Tarefas a cumprir |
• 1. Responda a estas perguntas sobre a notícia do pouso em Titã:
(a) Qual é o nome da sonda que transmitiu imagens da superfície de Titã?
(b) Por quanto tempo a sonda transmitiu da superfície, segundo a linha de abertura?
(c) Em que país fica o centro da ESA onde os controladores aguardavam os sinais?
• 2. Reescreva o trecho da notícia do pouso em Titã que vai de "Sonda européia transmite" até "por seres humanos.", inclusive, trocando "desolador" por "inóspito".
• 3. As afirmações a seguir estão de acordo com a notícia do pouso em Titã? Responda sim ou não e cite as palavras do texto que decidem.
(a) Titã é a maior das luas de Saturno.
(b) Titã fica a menos de 1 bilhão de quilômetros da Terra.
(c) Foi o pouso mais distante já feito por uma sonda construída por seres humanos.

Sonda européia transmite por duas horas da superfície de Titã, astro localizado a mais de 1 bilhão de km da Terra

Nave faz pouso histórico em lua de Saturno

Michael Probst/Associated Press
Controladores em centro da ESA na Alemanha aguardam sinais da Huygens; no detalhe, primeira imagem da superfície do astro


SALVADOR NOGUEIRA
DA REPORTAGEM LOCAL

Num feito histórico, um cenário fascinante, alienígena e desolador foi revelado pela sonda européia Huygens ontem. Ela transmitiu imagens capturadas na superfície de Titã, a maior e mais misteriosa das luas de Saturno, situada a mais de 1 bilhão de quilômetros da Terra. Foi o pouso mais distante já realizado por uma sonda construída por seres humanos.

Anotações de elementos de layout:

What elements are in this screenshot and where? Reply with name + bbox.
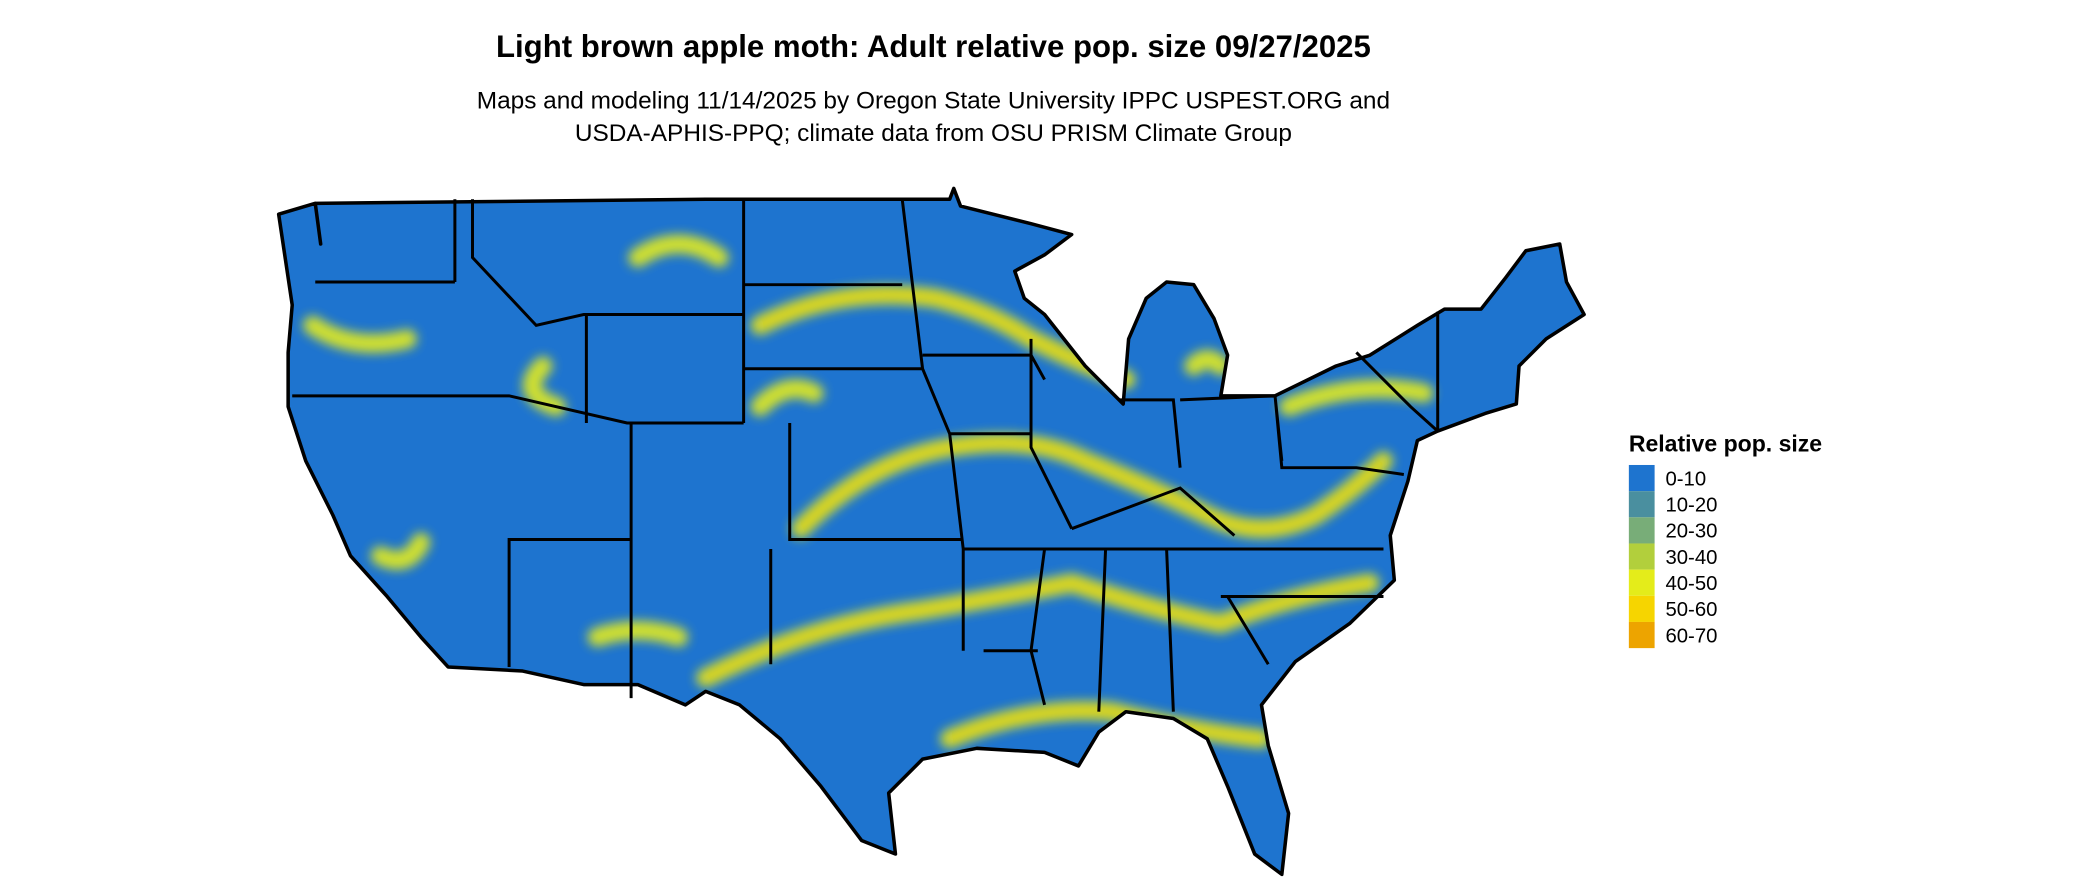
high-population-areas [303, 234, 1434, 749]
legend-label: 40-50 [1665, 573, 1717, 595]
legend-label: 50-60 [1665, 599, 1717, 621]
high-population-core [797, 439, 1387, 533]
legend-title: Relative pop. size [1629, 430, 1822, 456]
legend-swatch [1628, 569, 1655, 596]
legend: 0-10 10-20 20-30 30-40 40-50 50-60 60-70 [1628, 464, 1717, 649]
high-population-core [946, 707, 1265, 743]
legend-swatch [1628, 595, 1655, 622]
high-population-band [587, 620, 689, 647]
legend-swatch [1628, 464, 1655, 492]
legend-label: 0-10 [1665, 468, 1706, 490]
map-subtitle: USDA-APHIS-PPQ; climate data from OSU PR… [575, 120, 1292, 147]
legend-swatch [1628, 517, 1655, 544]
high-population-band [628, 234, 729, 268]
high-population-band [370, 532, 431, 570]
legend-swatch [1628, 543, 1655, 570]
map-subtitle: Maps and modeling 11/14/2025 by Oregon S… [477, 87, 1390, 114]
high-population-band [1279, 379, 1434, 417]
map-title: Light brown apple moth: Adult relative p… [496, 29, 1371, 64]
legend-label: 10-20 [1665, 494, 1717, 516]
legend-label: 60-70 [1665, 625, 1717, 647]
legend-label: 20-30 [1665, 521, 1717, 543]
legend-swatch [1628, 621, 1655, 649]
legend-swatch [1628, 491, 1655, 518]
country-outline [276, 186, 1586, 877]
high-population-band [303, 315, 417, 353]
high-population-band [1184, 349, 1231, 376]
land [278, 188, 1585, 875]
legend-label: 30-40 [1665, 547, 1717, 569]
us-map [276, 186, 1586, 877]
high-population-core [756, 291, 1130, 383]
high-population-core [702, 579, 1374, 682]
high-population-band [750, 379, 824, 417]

==

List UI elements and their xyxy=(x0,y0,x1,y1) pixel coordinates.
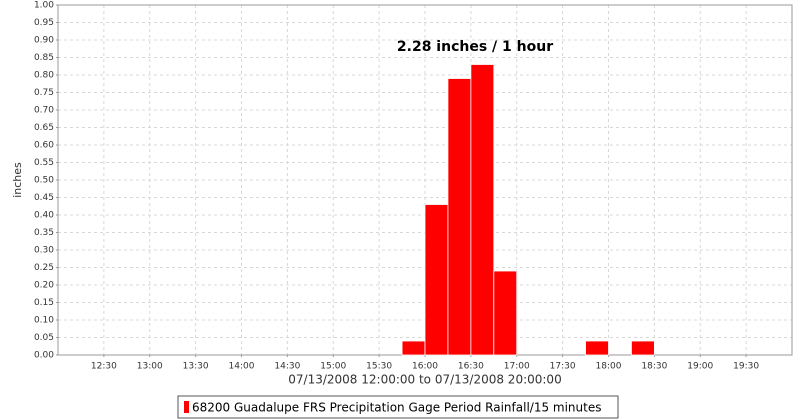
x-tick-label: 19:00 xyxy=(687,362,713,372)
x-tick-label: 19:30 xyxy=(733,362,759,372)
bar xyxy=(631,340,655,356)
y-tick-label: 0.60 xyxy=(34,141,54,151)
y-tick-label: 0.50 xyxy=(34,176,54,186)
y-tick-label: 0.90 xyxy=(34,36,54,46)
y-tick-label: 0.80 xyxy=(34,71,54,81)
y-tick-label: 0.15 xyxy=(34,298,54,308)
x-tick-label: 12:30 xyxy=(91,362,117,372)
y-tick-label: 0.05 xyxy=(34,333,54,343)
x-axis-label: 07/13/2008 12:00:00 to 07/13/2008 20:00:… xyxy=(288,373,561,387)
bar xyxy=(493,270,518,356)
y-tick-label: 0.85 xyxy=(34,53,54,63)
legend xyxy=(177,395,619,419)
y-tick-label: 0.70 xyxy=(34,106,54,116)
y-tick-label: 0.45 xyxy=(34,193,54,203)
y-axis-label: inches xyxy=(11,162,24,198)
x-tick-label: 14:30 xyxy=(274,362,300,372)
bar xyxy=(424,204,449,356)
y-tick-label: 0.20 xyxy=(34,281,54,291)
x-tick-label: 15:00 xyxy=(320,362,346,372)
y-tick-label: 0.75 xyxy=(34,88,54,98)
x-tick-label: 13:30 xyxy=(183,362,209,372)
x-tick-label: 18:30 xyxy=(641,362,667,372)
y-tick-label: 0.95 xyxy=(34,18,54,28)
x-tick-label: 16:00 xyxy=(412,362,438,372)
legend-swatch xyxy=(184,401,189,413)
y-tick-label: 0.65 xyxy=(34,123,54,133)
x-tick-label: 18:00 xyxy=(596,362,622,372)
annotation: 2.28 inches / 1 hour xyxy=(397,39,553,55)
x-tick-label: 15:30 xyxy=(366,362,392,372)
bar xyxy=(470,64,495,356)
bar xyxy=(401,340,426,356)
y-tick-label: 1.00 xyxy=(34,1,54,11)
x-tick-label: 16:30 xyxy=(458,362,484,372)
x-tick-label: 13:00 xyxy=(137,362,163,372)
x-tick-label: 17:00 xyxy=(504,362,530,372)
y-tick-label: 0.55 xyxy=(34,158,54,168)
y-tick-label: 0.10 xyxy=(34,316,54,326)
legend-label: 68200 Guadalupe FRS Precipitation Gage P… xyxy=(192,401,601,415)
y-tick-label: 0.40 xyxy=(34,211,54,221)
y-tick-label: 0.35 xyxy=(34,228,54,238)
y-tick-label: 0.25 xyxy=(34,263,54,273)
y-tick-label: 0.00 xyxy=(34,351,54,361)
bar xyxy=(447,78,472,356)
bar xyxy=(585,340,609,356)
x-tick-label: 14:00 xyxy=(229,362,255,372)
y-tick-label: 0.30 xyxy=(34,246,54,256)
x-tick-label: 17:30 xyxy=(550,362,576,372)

==

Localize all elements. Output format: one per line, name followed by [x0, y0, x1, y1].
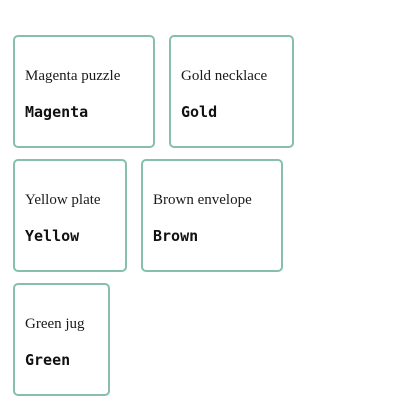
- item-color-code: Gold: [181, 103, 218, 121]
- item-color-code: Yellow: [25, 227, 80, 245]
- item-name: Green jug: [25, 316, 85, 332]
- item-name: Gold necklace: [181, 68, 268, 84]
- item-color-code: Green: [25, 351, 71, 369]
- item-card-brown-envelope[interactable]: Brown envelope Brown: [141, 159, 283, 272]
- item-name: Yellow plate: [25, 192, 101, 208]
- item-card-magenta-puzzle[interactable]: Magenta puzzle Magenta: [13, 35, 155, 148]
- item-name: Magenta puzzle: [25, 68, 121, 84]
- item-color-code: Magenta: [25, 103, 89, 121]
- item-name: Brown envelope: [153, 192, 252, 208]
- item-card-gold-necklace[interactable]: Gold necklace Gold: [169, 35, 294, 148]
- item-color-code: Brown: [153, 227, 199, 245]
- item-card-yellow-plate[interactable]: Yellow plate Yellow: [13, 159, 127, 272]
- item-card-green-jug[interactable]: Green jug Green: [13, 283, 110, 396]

Respostas das tarefas |
• 1.
(a) Huygens.
(b) Por duas horas.
(c) Na Alemanha.

• 2.
Sonda européia transmite por duas horas da superfície de Titã, astro localizado a mais de 1 bilhão de km da Terra

Nave faz pouso histórico em lua de Saturno

Michael Probst/Associated Press
Controladores em centro da ESA na Alemanha aguardam sinais da Huygens; no detalhe, primeira imagem da superfície do astro


SALVADOR NOGUEIRA
DA REPORTAGEM LOCAL

Num feito histórico, um cenário fascinante, alienígena e inóspito foi revelado pela sonda européia Huygens ontem. Ela transmitiu imagens capturadas na superfície de Titã, a maior e mais misteriosa das luas de Saturno, situada a mais de 1 bilhão de quilômetros da Terra. Foi o pouso mais distante já realizado por uma sonda construída por seres humanos.

• 3.
(a) Sim: "a maior e mais misteriosa das luas de Saturno".
(b) Não: "situada a mais de 1 bilhão de quilômetros da Terra".
(c) Sim: "Foi o pouso mais distante já realizado por uma sonda construída por seres humanos".